◆ Entries with figure data
################

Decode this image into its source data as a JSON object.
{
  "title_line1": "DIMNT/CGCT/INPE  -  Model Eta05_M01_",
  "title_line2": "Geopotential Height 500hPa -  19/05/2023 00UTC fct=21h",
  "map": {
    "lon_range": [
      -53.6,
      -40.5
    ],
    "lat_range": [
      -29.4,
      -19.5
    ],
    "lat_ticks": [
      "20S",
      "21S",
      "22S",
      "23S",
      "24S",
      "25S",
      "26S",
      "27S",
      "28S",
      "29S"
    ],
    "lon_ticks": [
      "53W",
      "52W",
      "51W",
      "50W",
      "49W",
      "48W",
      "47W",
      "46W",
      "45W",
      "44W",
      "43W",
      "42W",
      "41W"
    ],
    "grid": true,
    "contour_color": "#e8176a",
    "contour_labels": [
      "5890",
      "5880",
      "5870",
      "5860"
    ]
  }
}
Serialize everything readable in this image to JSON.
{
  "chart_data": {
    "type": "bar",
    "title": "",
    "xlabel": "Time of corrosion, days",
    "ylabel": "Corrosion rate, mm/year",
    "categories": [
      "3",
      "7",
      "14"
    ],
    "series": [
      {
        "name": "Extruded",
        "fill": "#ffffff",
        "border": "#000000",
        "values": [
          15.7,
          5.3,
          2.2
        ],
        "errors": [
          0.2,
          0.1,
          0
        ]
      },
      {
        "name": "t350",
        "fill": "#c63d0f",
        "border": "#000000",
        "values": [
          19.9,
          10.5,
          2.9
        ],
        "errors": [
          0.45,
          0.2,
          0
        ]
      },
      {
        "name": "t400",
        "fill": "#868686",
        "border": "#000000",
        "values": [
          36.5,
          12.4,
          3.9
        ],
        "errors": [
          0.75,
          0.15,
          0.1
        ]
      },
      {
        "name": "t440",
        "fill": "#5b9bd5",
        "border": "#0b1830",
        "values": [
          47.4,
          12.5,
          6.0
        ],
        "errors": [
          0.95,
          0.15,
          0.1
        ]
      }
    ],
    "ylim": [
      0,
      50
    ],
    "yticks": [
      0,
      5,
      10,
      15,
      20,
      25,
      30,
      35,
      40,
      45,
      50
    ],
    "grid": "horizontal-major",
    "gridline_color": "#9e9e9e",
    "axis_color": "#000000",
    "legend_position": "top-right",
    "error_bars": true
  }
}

################

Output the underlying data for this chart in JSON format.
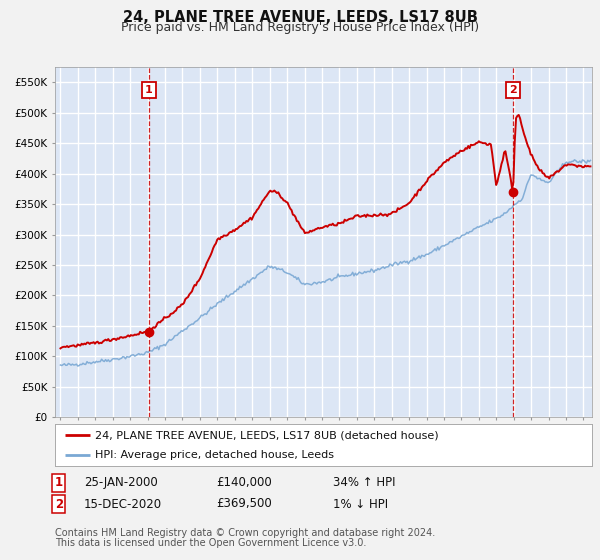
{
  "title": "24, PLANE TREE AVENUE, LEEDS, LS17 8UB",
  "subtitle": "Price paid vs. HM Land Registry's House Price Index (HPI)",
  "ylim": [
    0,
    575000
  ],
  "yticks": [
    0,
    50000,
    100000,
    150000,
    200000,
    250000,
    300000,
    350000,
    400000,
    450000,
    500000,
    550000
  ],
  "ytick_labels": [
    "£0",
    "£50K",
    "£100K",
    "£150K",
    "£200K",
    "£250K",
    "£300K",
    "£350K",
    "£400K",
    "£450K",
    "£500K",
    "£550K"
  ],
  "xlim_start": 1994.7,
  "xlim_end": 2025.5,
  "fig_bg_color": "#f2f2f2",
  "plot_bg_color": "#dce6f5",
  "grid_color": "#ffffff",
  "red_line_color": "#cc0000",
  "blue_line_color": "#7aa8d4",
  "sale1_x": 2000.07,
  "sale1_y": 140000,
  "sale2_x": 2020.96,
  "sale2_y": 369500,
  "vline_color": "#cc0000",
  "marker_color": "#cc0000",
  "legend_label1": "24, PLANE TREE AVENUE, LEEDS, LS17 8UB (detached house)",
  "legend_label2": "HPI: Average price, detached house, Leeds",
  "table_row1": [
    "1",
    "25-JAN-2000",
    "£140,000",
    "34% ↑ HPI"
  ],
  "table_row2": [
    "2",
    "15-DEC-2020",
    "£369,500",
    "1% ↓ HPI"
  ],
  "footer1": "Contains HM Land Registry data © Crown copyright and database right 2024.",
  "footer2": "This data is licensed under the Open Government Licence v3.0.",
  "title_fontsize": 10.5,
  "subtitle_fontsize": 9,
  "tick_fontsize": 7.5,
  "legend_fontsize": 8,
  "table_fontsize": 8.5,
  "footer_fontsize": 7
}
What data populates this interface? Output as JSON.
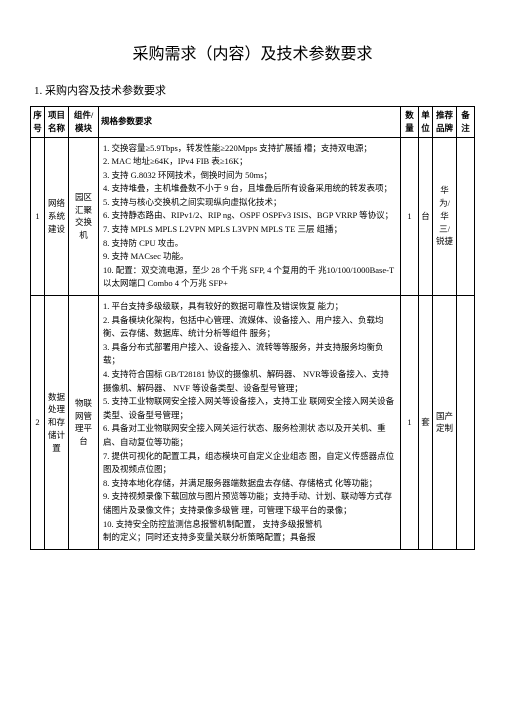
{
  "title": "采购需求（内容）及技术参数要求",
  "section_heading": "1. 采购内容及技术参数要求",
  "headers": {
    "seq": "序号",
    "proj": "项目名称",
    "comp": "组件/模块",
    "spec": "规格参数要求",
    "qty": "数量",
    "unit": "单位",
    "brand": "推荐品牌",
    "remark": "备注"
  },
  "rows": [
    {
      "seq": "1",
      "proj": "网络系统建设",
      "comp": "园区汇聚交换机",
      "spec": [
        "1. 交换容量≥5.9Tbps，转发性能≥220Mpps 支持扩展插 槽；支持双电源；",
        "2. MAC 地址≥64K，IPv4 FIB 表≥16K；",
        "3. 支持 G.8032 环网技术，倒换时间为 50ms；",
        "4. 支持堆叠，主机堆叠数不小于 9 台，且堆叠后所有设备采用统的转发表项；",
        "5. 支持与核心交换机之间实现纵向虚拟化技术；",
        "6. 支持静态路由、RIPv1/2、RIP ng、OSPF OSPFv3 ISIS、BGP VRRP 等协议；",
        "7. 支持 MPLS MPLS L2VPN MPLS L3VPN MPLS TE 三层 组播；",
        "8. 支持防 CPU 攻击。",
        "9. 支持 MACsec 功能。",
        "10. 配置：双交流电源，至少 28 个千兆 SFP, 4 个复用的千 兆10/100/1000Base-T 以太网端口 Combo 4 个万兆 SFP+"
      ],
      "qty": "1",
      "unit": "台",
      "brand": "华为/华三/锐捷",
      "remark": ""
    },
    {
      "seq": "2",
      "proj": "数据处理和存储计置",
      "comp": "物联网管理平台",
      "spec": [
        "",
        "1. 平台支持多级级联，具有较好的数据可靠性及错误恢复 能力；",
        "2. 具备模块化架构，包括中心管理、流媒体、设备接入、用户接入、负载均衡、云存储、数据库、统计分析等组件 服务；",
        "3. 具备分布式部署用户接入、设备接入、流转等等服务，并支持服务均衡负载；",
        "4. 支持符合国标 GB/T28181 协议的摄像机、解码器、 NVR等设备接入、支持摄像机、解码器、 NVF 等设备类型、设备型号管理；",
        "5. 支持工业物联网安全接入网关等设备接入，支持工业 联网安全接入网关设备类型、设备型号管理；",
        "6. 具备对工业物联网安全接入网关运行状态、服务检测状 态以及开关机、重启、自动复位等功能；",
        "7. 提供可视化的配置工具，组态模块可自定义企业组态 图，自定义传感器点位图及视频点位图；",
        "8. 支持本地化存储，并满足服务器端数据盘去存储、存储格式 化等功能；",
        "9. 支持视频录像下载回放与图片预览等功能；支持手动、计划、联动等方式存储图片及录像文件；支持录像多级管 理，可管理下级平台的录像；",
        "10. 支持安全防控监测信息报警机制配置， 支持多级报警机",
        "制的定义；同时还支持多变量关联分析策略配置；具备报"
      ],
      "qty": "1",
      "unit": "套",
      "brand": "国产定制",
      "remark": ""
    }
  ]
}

################

◆ Your instructions
State how many lines of the records above contain "proj", with no words besides the number.

◆ Output
3